>>>

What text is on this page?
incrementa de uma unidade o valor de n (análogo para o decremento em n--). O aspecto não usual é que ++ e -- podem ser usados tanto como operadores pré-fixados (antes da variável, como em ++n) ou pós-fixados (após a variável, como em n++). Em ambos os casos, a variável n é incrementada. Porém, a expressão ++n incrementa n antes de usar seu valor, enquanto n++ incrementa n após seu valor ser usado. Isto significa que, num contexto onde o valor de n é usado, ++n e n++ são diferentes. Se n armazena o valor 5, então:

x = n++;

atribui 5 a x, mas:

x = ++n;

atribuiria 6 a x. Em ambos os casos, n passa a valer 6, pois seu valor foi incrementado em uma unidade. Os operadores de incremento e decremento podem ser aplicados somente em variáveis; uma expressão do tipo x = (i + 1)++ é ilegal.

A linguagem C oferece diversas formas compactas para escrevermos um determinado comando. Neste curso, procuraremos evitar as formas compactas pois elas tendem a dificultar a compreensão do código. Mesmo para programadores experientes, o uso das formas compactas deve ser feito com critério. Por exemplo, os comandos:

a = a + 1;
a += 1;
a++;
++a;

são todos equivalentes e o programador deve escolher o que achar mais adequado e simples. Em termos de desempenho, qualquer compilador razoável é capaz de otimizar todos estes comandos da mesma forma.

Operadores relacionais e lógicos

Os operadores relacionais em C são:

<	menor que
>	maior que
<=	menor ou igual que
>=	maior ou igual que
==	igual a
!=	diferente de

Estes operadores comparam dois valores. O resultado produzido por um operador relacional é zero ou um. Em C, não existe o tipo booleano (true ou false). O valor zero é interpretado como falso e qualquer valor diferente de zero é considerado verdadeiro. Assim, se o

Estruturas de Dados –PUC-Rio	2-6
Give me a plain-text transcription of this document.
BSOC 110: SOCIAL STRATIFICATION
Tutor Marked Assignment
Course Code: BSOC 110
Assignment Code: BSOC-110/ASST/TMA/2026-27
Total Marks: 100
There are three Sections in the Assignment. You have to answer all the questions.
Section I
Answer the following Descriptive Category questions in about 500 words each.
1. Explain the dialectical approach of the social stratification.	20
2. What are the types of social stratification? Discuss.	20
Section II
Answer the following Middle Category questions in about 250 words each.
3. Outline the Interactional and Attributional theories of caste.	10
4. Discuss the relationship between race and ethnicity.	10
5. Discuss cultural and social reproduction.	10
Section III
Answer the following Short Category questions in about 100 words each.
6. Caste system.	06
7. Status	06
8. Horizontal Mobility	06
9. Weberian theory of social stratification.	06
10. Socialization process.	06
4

<<<

■ What you should do:
Quote only the lines from the one containing "Give me a plain-text" through the final line of the records, with both ends included.

■ Complete answer:
Give me a plain-text transcription of this document.
BSOC 110: SOCIAL STRATIFICATION
Tutor Marked Assignment
Course Code: BSOC 110
Assignment Code: BSOC-110/ASST/TMA/2026-27
Total Marks: 100
There are three Sections in the Assignment. You have to answer all the questions.
Section I
Answer the following Descriptive Category questions in about 500 words each.
1. Explain the dialectical approach of the social stratification.	20
2. What are the types of social stratification? Discuss.	20
Section II
Answer the following Middle Category questions in about 250 words each.
3. Outline the Interactional and Attributional theories of caste.	10
4. Discuss the relationship between race and ethnicity.	10
5. Discuss cultural and social reproduction.	10
Section III
Answer the following Short Category questions in about 100 words each.
6. Caste system.	06
7. Status	06
8. Horizontal Mobility	06
9. Weberian theory of social stratification.	06
10. Socialization process.	06
4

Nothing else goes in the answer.